_EXERCISE DETAILS_. Reproduce the listing exactly, with no pictures in your copy.

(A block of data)
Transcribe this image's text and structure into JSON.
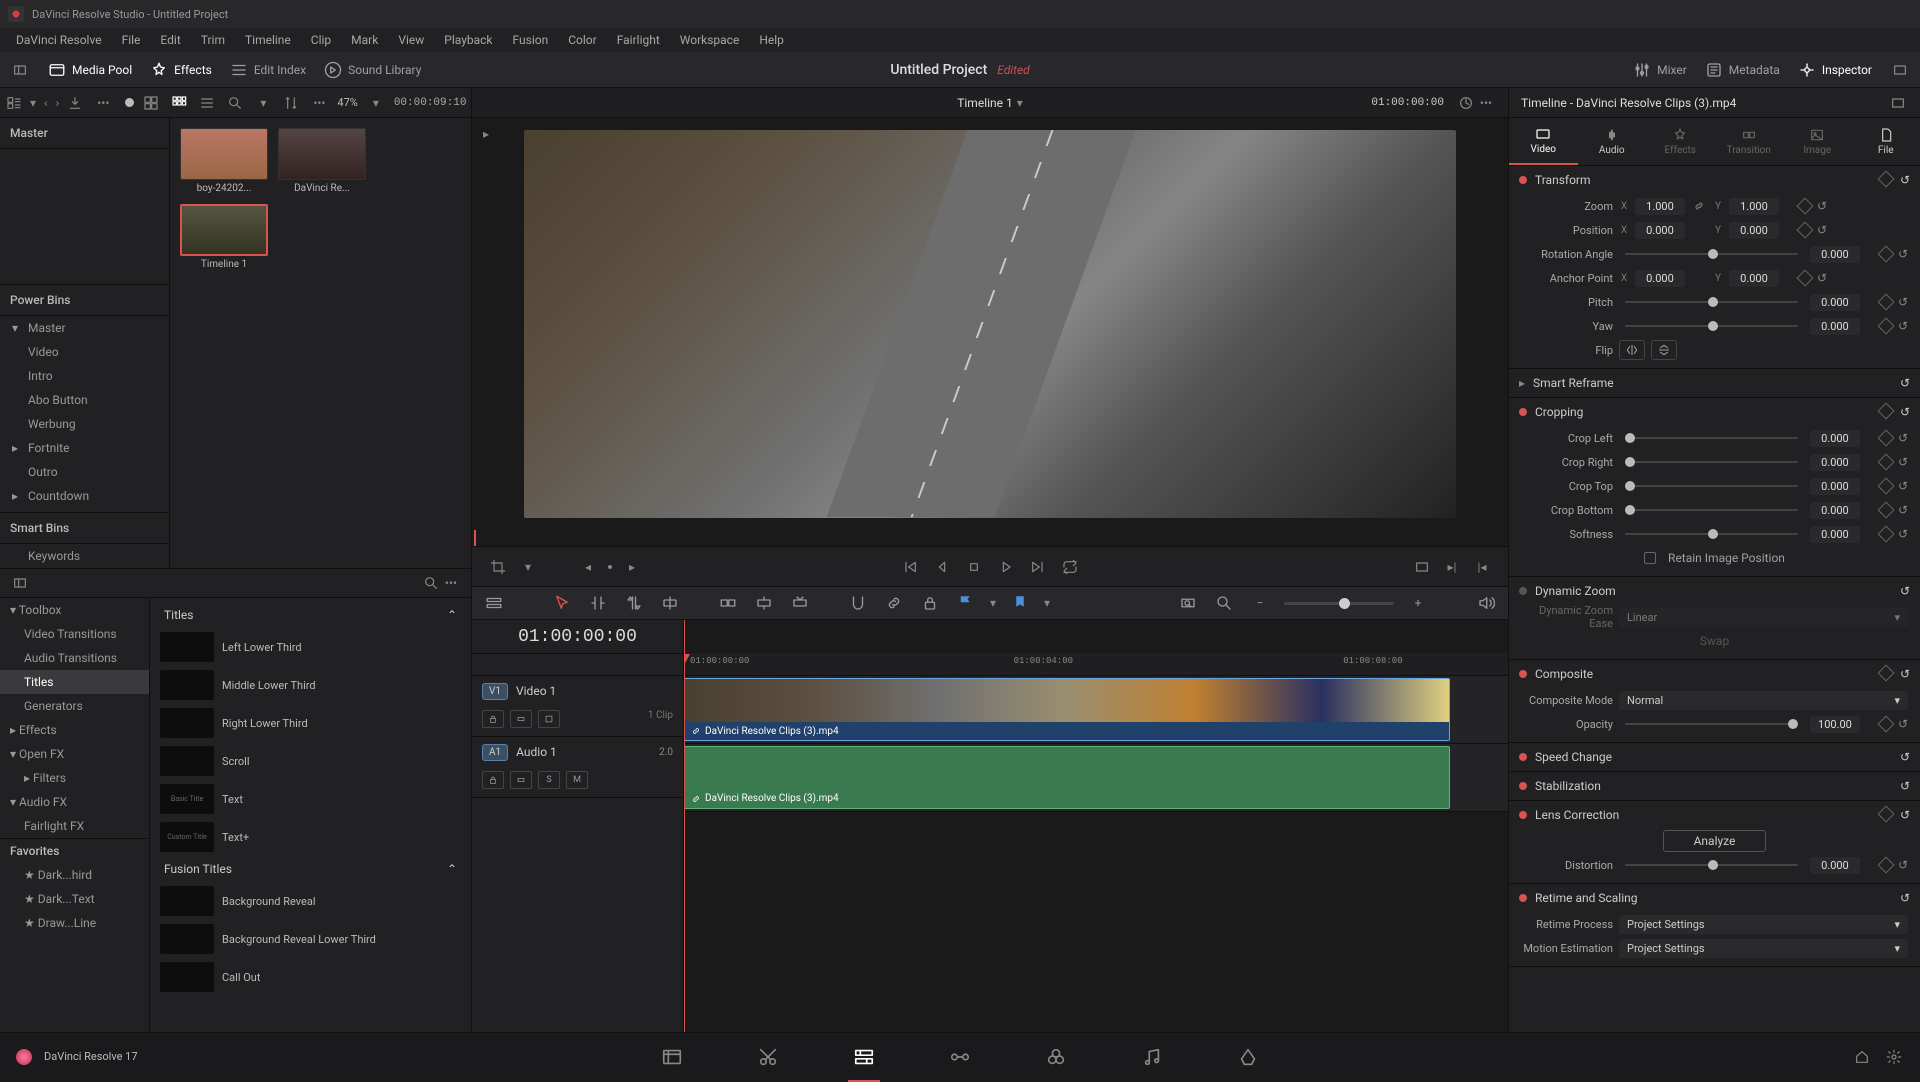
{
  "app": {
    "title": "DaVinci Resolve Studio - Untitled Project",
    "version": "DaVinci Resolve 17"
  },
  "menu": [
    "DaVinci Resolve",
    "File",
    "Edit",
    "Trim",
    "Timeline",
    "Clip",
    "Mark",
    "View",
    "Playback",
    "Fusion",
    "Color",
    "Fairlight",
    "Workspace",
    "Help"
  ],
  "toolbar": {
    "media_pool": "Media Pool",
    "effects": "Effects",
    "edit_index": "Edit Index",
    "sound_library": "Sound Library",
    "mixer": "Mixer",
    "metadata": "Metadata",
    "inspector": "Inspector",
    "project_title": "Untitled Project",
    "edited": "Edited"
  },
  "media": {
    "zoom_pct": "47%",
    "timecode": "00:00:09:10",
    "root_bin": "Master",
    "power_bins_label": "Power Bins",
    "power_bins": [
      "Master",
      "Video",
      "Intro",
      "Abo Button",
      "Werbung",
      "Fortnite",
      "Outro",
      "Countdown"
    ],
    "smart_bins_label": "Smart Bins",
    "smart_bins": [
      "Keywords"
    ],
    "clips": [
      {
        "label": "boy-24202..."
      },
      {
        "label": "DaVinci Re..."
      },
      {
        "label": "Timeline 1"
      }
    ]
  },
  "effects": {
    "nav": [
      {
        "label": "Toolbox",
        "root": true
      },
      {
        "label": "Video Transitions"
      },
      {
        "label": "Audio Transitions"
      },
      {
        "label": "Titles",
        "active": true
      },
      {
        "label": "Generators"
      },
      {
        "label": "Effects",
        "root": true
      },
      {
        "label": "Open FX",
        "root": true
      },
      {
        "label": "Filters"
      },
      {
        "label": "Audio FX",
        "root": true
      },
      {
        "label": "Fairlight FX"
      }
    ],
    "favorites_label": "Favorites",
    "favorites": [
      "Dark...hird",
      "Dark...Text",
      "Draw...Line"
    ],
    "groups": [
      {
        "header": "Titles",
        "items": [
          {
            "label": "Left Lower Third",
            "thumb": ""
          },
          {
            "label": "Middle Lower Third",
            "thumb": ""
          },
          {
            "label": "Right Lower Third",
            "thumb": ""
          },
          {
            "label": "Scroll",
            "thumb": ""
          },
          {
            "label": "Text",
            "thumb": "Basic Title"
          },
          {
            "label": "Text+",
            "thumb": "Custom Title"
          }
        ]
      },
      {
        "header": "Fusion Titles",
        "items": [
          {
            "label": "Background Reveal",
            "thumb": ""
          },
          {
            "label": "Background Reveal Lower Third",
            "thumb": ""
          },
          {
            "label": "Call Out",
            "thumb": ""
          }
        ]
      }
    ]
  },
  "viewer": {
    "title": "Timeline 1",
    "record_tc": "01:00:00:00"
  },
  "timeline": {
    "current_tc": "01:00:00:00",
    "ruler_labels": [
      "01:00:00:00",
      "01:00:04:00",
      "01:00:08:00"
    ],
    "tracks": {
      "video": {
        "badge": "V1",
        "name": "Video 1",
        "clip_count": "1 Clip"
      },
      "audio": {
        "badge": "A1",
        "name": "Audio 1",
        "meter": "2.0",
        "buttons": [
          "S",
          "M"
        ]
      }
    },
    "clip_name": "DaVinci Resolve Clips (3).mp4"
  },
  "inspector": {
    "title": "Timeline - DaVinci Resolve Clips (3).mp4",
    "tabs": [
      "Video",
      "Audio",
      "Effects",
      "Transition",
      "Image",
      "File"
    ],
    "transform": {
      "header": "Transform",
      "zoom": {
        "label": "Zoom",
        "x": "1.000",
        "y": "1.000"
      },
      "position": {
        "label": "Position",
        "x": "0.000",
        "y": "0.000"
      },
      "rotation": {
        "label": "Rotation Angle",
        "val": "0.000"
      },
      "anchor": {
        "label": "Anchor Point",
        "x": "0.000",
        "y": "0.000"
      },
      "pitch": {
        "label": "Pitch",
        "val": "0.000"
      },
      "yaw": {
        "label": "Yaw",
        "val": "0.000"
      },
      "flip": {
        "label": "Flip"
      }
    },
    "smart_reframe": "Smart Reframe",
    "cropping": {
      "header": "Cropping",
      "left": {
        "label": "Crop Left",
        "val": "0.000"
      },
      "right": {
        "label": "Crop Right",
        "val": "0.000"
      },
      "top": {
        "label": "Crop Top",
        "val": "0.000"
      },
      "bottom": {
        "label": "Crop Bottom",
        "val": "0.000"
      },
      "softness": {
        "label": "Softness",
        "val": "0.000"
      },
      "retain": "Retain Image Position"
    },
    "dynamic_zoom": {
      "header": "Dynamic Zoom",
      "ease_label": "Dynamic Zoom Ease",
      "ease_value": "Linear",
      "swap": "Swap"
    },
    "composite": {
      "header": "Composite",
      "mode_label": "Composite Mode",
      "mode_value": "Normal",
      "opacity_label": "Opacity",
      "opacity_value": "100.00"
    },
    "speed_change": "Speed Change",
    "stabilization": "Stabilization",
    "lens_correction": {
      "header": "Lens Correction",
      "analyze": "Analyze",
      "distortion_label": "Distortion",
      "distortion_value": "0.000"
    },
    "retime": {
      "header": "Retime and Scaling",
      "process_label": "Retime Process",
      "process_value": "Project Settings",
      "motion_label": "Motion Estimation",
      "motion_value": "Project Settings"
    }
  }
}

_TASK RESPONSE_.
Transcribe this image's text and structure into JSON.
{
  "app": {
    "title": "DaVinci Resolve Studio - Untitled Project",
    "version": "DaVinci Resolve 17"
  },
  "menu": [
    "DaVinci Resolve",
    "File",
    "Edit",
    "Trim",
    "Timeline",
    "Clip",
    "Mark",
    "View",
    "Playback",
    "Fusion",
    "Color",
    "Fairlight",
    "Workspace",
    "Help"
  ],
  "toolbar": {
    "media_pool": "Media Pool",
    "effects": "Effects",
    "edit_index": "Edit Index",
    "sound_library": "Sound Library",
    "mixer": "Mixer",
    "metadata": "Metadata",
    "inspector": "Inspector",
    "project_title": "Untitled Project",
    "edited": "Edited"
  },
  "media": {
    "zoom_pct": "47%",
    "timecode": "00:00:09:10",
    "root_bin": "Master",
    "power_bins_label": "Power Bins",
    "power_bins": [
      "Master",
      "Video",
      "Intro",
      "Abo Button",
      "Werbung",
      "Fortnite",
      "Outro",
      "Countdown"
    ],
    "smart_bins_label": "Smart Bins",
    "smart_bins": [
      "Keywords"
    ],
    "clips": [
      {
        "label": "boy-24202..."
      },
      {
        "label": "DaVinci Re..."
      },
      {
        "label": "Timeline 1"
      }
    ]
  },
  "effects": {
    "nav": [
      {
        "label": "Toolbox",
        "root": true
      },
      {
        "label": "Video Transitions"
      },
      {
        "label": "Audio Transitions"
      },
      {
        "label": "Titles",
        "active": true
      },
      {
        "label": "Generators"
      },
      {
        "label": "Effects",
        "root": true
      },
      {
        "label": "Open FX",
        "root": true
      },
      {
        "label": "Filters"
      },
      {
        "label": "Audio FX",
        "root": true
      },
      {
        "label": "Fairlight FX"
      }
    ],
    "favorites_label": "Favorites",
    "favorites": [
      "Dark...hird",
      "Dark...Text",
      "Draw...Line"
    ],
    "groups": [
      {
        "header": "Titles",
        "items": [
          {
            "label": "Left Lower Third",
            "thumb": ""
          },
          {
            "label": "Middle Lower Third",
            "thumb": ""
          },
          {
            "label": "Right Lower Third",
            "thumb": ""
          },
          {
            "label": "Scroll",
            "thumb": ""
          },
          {
            "label": "Text",
            "thumb": "Basic Title"
          },
          {
            "label": "Text+",
            "thumb": "Custom Title"
          }
        ]
      },
      {
        "header": "Fusion Titles",
        "items": [
          {
            "label": "Background Reveal",
            "thumb": ""
          },
          {
            "label": "Background Reveal Lower Third",
            "thumb": ""
          },
          {
            "label": "Call Out",
            "thumb": ""
          }
        ]
      }
    ]
  },
  "viewer": {
    "title": "Timeline 1",
    "record_tc": "01:00:00:00"
  },
  "timeline": {
    "current_tc": "01:00:00:00",
    "ruler_labels": [
      "01:00:00:00",
      "01:00:04:00",
      "01:00:08:00"
    ],
    "tracks": {
      "video": {
        "badge": "V1",
        "name": "Video 1",
        "clip_count": "1 Clip"
      },
      "audio": {
        "badge": "A1",
        "name": "Audio 1",
        "meter": "2.0",
        "buttons": [
          "S",
          "M"
        ]
      }
    },
    "clip_name": "DaVinci Resolve Clips (3).mp4"
  },
  "inspector": {
    "title": "Timeline - DaVinci Resolve Clips (3).mp4",
    "tabs": [
      "Video",
      "Audio",
      "Effects",
      "Transition",
      "Image",
      "File"
    ],
    "transform": {
      "header": "Transform",
      "zoom": {
        "label": "Zoom",
        "x": "1.000",
        "y": "1.000"
      },
      "position": {
        "label": "Position",
        "x": "0.000",
        "y": "0.000"
      },
      "rotation": {
        "label": "Rotation Angle",
        "val": "0.000"
      },
      "anchor": {
        "label": "Anchor Point",
        "x": "0.000",
        "y": "0.000"
      },
      "pitch": {
        "label": "Pitch",
        "val": "0.000"
      },
      "yaw": {
        "label": "Yaw",
        "val": "0.000"
      },
      "flip": {
        "label": "Flip"
      }
    },
    "smart_reframe": "Smart Reframe",
    "cropping": {
      "header": "Cropping",
      "left": {
        "label": "Crop Left",
        "val": "0.000"
      },
      "right": {
        "label": "Crop Right",
        "val": "0.000"
      },
      "top": {
        "label": "Crop Top",
        "val": "0.000"
      },
      "bottom": {
        "label": "Crop Bottom",
        "val": "0.000"
      },
      "softness": {
        "label": "Softness",
        "val": "0.000"
      },
      "retain": "Retain Image Position"
    },
    "dynamic_zoom": {
      "header": "Dynamic Zoom",
      "ease_label": "Dynamic Zoom Ease",
      "ease_value": "Linear",
      "swap": "Swap"
    },
    "composite": {
      "header": "Composite",
      "mode_label": "Composite Mode",
      "mode_value": "Normal",
      "opacity_label": "Opacity",
      "opacity_value": "100.00"
    },
    "speed_change": "Speed Change",
    "stabilization": "Stabilization",
    "lens_correction": {
      "header": "Lens Correction",
      "analyze": "Analyze",
      "distortion_label": "Distortion",
      "distortion_value": "0.000"
    },
    "retime": {
      "header": "Retime and Scaling",
      "process_label": "Retime Process",
      "process_value": "Project Settings",
      "motion_label": "Motion Estimation",
      "motion_value": "Project Settings"
    }
  }
}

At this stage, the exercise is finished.